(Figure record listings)
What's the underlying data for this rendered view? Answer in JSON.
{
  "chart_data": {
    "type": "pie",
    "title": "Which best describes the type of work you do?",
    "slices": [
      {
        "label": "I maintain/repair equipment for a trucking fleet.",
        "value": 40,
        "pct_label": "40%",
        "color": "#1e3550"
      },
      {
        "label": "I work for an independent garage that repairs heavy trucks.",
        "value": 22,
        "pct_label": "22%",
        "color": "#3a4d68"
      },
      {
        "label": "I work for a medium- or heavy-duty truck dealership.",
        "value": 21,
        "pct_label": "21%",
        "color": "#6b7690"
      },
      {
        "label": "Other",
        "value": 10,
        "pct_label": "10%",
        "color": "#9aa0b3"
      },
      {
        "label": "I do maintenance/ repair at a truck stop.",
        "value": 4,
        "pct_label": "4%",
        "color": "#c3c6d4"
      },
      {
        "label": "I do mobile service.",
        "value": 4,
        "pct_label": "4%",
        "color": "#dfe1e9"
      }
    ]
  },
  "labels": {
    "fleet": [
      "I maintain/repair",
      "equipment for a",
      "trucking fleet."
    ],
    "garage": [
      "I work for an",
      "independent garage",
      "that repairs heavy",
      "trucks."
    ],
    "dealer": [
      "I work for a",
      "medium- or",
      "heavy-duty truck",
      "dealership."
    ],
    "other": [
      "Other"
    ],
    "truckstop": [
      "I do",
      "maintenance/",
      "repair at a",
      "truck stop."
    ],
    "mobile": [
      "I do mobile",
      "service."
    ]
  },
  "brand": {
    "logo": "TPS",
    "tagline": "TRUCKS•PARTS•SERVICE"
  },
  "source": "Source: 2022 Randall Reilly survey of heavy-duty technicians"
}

What to work on:
Write the entries again, exactly as they stand.

Task response:
What's the underlying data for this rendered view? Answer in JSON.
{
  "chart_data": {
    "type": "pie",
    "title": "Which best describes the type of work you do?",
    "slices": [
      {
        "label": "I maintain/repair equipment for a trucking fleet.",
        "value": 40,
        "pct_label": "40%",
        "color": "#1e3550"
      },
      {
        "label": "I work for an independent garage that repairs heavy trucks.",
        "value": 22,
        "pct_label": "22%",
        "color": "#3a4d68"
      },
      {
        "label": "I work for a medium- or heavy-duty truck dealership.",
        "value": 21,
        "pct_label": "21%",
        "color": "#6b7690"
      },
      {
        "label": "Other",
        "value": 10,
        "pct_label": "10%",
        "color": "#9aa0b3"
      },
      {
        "label": "I do maintenance/ repair at a truck stop.",
        "value": 4,
        "pct_label": "4%",
        "color": "#c3c6d4"
      },
      {
        "label": "I do mobile service.",
        "value": 4,
        "pct_label": "4%",
        "color": "#dfe1e9"
      }
    ]
  },
  "labels": {
    "fleet": [
      "I maintain/repair",
      "equipment for a",
      "trucking fleet."
    ],
    "garage": [
      "I work for an",
      "independent garage",
      "that repairs heavy",
      "trucks."
    ],
    "dealer": [
      "I work for a",
      "medium- or",
      "heavy-duty truck",
      "dealership."
    ],
    "other": [
      "Other"
    ],
    "truckstop": [
      "I do",
      "maintenance/",
      "repair at a",
      "truck stop."
    ],
    "mobile": [
      "I do mobile",
      "service."
    ]
  },
  "brand": {
    "logo": "TPS",
    "tagline": "TRUCKS•PARTS•SERVICE"
  },
  "source": "Source: 2022 Randall Reilly survey of heavy-duty technicians"
}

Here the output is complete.